Data records:
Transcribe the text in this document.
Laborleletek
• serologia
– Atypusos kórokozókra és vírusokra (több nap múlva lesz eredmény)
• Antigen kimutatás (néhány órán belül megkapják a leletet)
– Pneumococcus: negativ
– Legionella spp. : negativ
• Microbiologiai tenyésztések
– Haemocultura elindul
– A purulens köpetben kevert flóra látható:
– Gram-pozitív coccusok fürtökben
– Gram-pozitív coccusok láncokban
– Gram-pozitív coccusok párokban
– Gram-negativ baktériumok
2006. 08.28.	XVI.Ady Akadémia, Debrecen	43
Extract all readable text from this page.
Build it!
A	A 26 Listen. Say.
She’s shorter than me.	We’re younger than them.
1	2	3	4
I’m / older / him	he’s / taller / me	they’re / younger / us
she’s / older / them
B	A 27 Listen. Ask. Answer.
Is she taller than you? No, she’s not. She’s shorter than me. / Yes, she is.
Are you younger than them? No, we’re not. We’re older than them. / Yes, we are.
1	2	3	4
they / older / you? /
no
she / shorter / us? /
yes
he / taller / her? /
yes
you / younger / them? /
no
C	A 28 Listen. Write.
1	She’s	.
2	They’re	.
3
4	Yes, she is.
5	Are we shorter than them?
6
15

TASK PROMPT -> Check each line above for the word "than" and give the number of lines that have it, nothing else.

FINAL ANSWER -> 4